▶ _Task goal_
Repeat the records below exactly, leaving out every picture.

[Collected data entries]
▼
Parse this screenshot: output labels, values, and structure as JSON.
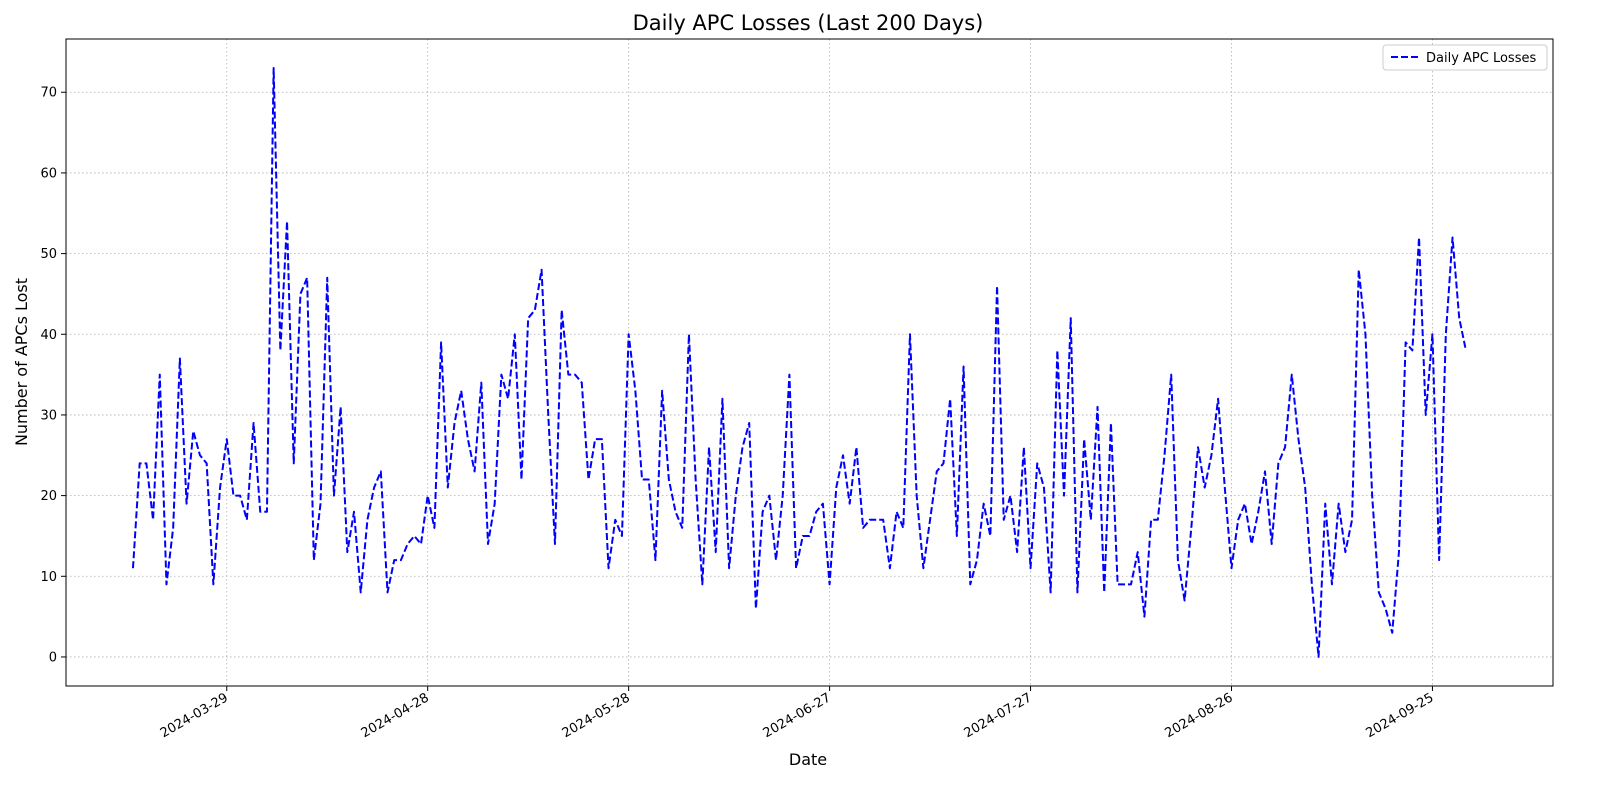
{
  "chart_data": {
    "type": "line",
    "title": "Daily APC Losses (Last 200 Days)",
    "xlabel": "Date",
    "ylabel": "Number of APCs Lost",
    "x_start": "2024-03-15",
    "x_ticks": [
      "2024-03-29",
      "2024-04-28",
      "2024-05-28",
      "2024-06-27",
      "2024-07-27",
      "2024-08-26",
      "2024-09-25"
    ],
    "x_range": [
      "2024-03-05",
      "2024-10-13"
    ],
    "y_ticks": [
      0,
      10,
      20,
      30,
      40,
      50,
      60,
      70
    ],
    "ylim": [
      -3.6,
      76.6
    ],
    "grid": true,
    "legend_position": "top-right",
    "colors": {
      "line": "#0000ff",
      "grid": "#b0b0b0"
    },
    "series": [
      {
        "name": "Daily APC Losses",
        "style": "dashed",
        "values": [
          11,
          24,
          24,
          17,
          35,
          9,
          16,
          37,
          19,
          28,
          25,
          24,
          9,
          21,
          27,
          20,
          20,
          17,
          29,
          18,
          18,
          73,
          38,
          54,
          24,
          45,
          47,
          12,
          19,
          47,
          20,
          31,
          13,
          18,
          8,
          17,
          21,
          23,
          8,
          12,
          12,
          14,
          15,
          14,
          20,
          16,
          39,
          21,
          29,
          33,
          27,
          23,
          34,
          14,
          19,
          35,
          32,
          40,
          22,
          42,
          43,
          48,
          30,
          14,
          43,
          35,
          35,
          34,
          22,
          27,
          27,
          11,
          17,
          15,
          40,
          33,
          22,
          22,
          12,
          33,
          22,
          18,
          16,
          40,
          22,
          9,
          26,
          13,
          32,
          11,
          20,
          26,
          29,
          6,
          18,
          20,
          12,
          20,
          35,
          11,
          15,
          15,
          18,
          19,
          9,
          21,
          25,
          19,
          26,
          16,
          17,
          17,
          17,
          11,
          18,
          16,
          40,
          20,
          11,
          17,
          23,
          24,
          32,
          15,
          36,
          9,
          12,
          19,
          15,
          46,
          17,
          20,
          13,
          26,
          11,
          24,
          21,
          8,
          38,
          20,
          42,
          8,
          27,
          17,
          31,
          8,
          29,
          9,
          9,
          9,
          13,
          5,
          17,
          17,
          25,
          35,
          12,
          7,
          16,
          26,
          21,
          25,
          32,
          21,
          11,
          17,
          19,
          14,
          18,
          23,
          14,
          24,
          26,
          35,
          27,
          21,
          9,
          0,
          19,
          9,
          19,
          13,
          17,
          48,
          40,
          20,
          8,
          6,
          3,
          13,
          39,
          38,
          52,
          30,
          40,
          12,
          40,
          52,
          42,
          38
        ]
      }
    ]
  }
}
▲
▶ _Answer_
Parse this screenshot: output labels, values, and structure as JSON.
{
  "chart_data": {
    "type": "line",
    "title": "Daily APC Losses (Last 200 Days)",
    "xlabel": "Date",
    "ylabel": "Number of APCs Lost",
    "x_start": "2024-03-15",
    "x_ticks": [
      "2024-03-29",
      "2024-04-28",
      "2024-05-28",
      "2024-06-27",
      "2024-07-27",
      "2024-08-26",
      "2024-09-25"
    ],
    "x_range": [
      "2024-03-05",
      "2024-10-13"
    ],
    "y_ticks": [
      0,
      10,
      20,
      30,
      40,
      50,
      60,
      70
    ],
    "ylim": [
      -3.6,
      76.6
    ],
    "grid": true,
    "legend_position": "top-right",
    "colors": {
      "line": "#0000ff",
      "grid": "#b0b0b0"
    },
    "series": [
      {
        "name": "Daily APC Losses",
        "style": "dashed",
        "values": [
          11,
          24,
          24,
          17,
          35,
          9,
          16,
          37,
          19,
          28,
          25,
          24,
          9,
          21,
          27,
          20,
          20,
          17,
          29,
          18,
          18,
          73,
          38,
          54,
          24,
          45,
          47,
          12,
          19,
          47,
          20,
          31,
          13,
          18,
          8,
          17,
          21,
          23,
          8,
          12,
          12,
          14,
          15,
          14,
          20,
          16,
          39,
          21,
          29,
          33,
          27,
          23,
          34,
          14,
          19,
          35,
          32,
          40,
          22,
          42,
          43,
          48,
          30,
          14,
          43,
          35,
          35,
          34,
          22,
          27,
          27,
          11,
          17,
          15,
          40,
          33,
          22,
          22,
          12,
          33,
          22,
          18,
          16,
          40,
          22,
          9,
          26,
          13,
          32,
          11,
          20,
          26,
          29,
          6,
          18,
          20,
          12,
          20,
          35,
          11,
          15,
          15,
          18,
          19,
          9,
          21,
          25,
          19,
          26,
          16,
          17,
          17,
          17,
          11,
          18,
          16,
          40,
          20,
          11,
          17,
          23,
          24,
          32,
          15,
          36,
          9,
          12,
          19,
          15,
          46,
          17,
          20,
          13,
          26,
          11,
          24,
          21,
          8,
          38,
          20,
          42,
          8,
          27,
          17,
          31,
          8,
          29,
          9,
          9,
          9,
          13,
          5,
          17,
          17,
          25,
          35,
          12,
          7,
          16,
          26,
          21,
          25,
          32,
          21,
          11,
          17,
          19,
          14,
          18,
          23,
          14,
          24,
          26,
          35,
          27,
          21,
          9,
          0,
          19,
          9,
          19,
          13,
          17,
          48,
          40,
          20,
          8,
          6,
          3,
          13,
          39,
          38,
          52,
          30,
          40,
          12,
          40,
          52,
          42,
          38
        ]
      }
    ]
  }
}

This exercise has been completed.